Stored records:

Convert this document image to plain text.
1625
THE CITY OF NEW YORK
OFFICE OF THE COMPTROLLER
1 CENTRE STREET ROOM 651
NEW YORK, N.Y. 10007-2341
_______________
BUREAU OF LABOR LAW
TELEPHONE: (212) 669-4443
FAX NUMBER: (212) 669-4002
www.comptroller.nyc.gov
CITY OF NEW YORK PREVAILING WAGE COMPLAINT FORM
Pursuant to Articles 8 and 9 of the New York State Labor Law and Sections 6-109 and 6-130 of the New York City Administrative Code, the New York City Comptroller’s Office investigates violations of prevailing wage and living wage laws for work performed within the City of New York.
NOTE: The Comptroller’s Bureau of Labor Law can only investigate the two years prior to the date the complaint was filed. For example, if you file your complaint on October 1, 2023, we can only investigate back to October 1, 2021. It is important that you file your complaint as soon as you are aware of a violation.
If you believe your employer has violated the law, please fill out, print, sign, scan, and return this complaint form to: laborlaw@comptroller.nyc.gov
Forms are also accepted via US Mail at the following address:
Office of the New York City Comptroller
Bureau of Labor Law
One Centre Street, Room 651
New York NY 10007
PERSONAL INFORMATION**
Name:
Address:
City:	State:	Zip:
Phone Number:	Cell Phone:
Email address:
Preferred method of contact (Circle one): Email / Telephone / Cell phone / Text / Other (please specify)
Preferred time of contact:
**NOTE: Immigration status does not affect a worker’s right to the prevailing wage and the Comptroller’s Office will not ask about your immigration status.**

Set exercise:
Using the entries above, state how many lines include the word "Cell", with no other words.

Task output:
2